_Exercise_
Scan the listing that follows and report how many lines contain "Voltage". Write the number alone.

_Data shown_
========================
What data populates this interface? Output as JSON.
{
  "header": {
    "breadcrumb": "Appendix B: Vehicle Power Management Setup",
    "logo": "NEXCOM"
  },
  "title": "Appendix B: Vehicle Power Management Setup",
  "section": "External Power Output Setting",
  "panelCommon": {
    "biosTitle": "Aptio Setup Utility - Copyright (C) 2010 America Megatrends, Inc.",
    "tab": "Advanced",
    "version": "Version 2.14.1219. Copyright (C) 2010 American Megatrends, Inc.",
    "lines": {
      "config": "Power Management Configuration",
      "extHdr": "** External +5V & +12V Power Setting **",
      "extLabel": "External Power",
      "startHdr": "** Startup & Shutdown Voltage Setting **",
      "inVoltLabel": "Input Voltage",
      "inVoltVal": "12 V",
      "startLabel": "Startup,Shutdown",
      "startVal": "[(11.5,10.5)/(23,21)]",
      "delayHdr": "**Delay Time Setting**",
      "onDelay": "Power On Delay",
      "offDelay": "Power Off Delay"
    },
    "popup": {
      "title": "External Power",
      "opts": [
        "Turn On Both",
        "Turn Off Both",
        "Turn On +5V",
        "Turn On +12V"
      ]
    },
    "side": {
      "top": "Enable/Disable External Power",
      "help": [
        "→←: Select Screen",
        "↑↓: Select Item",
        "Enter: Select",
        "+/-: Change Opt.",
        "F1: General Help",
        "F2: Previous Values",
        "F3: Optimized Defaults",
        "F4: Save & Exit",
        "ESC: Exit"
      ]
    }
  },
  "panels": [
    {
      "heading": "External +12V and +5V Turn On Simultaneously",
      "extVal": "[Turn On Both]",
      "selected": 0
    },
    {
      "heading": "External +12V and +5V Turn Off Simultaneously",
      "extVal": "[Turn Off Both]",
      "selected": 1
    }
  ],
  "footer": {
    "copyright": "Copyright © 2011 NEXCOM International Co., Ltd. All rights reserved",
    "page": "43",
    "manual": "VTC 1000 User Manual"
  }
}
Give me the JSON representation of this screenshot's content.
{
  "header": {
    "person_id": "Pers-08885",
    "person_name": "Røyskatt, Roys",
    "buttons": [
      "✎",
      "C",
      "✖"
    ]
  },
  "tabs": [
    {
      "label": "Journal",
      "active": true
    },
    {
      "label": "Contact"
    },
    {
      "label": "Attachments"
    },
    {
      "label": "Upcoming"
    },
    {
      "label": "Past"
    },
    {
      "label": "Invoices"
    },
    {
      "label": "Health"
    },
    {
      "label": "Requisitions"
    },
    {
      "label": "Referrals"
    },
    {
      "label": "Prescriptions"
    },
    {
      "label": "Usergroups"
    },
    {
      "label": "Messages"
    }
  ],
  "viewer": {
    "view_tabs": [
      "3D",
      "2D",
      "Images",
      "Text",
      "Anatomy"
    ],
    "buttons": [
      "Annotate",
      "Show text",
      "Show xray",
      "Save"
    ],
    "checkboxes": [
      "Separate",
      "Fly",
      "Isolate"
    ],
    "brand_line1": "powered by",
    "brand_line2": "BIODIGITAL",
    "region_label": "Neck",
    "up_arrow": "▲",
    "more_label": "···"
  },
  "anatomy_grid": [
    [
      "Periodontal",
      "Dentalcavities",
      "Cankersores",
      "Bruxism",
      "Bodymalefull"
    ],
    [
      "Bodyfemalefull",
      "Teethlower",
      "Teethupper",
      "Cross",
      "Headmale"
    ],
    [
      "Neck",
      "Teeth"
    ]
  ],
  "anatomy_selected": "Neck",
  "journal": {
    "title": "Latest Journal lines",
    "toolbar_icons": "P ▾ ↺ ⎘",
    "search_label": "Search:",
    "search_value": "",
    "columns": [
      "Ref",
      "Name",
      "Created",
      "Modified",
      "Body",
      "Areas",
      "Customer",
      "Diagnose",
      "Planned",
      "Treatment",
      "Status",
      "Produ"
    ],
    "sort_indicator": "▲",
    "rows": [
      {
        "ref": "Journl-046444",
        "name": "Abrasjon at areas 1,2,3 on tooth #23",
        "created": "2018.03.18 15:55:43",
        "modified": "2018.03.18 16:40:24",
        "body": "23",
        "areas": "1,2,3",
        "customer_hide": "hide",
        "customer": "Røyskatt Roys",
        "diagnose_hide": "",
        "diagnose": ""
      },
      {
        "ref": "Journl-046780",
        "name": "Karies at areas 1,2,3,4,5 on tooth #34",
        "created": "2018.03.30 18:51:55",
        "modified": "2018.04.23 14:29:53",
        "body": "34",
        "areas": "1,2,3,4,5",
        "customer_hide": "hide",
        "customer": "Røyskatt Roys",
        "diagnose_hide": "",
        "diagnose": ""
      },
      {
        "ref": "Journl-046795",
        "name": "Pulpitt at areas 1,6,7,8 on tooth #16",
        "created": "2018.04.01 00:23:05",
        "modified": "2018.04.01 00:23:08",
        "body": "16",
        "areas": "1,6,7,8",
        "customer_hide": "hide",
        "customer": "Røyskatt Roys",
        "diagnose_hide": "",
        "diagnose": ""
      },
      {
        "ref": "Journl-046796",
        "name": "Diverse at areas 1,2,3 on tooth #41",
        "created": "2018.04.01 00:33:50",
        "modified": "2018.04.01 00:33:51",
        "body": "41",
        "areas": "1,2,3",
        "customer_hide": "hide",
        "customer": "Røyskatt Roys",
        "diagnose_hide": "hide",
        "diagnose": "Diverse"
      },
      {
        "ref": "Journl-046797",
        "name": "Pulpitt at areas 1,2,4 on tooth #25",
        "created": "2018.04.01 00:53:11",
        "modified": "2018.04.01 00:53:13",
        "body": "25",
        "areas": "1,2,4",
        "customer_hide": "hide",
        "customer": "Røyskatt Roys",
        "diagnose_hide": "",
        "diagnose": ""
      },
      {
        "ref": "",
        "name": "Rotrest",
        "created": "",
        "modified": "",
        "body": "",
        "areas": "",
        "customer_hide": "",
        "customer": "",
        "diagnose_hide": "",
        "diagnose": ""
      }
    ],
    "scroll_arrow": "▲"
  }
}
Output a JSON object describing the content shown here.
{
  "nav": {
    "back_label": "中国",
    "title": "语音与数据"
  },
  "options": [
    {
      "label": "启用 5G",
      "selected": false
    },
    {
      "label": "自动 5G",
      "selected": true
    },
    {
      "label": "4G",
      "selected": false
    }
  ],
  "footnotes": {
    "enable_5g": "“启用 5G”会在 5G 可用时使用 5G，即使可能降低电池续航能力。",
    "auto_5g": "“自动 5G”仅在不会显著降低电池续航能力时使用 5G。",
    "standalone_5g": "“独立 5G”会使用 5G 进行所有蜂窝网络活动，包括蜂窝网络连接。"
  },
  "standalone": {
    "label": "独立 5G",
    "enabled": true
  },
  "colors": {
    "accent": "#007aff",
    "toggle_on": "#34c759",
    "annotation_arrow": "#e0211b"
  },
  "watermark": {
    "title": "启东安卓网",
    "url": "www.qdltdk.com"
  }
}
========================
_Reply to the exercise_
2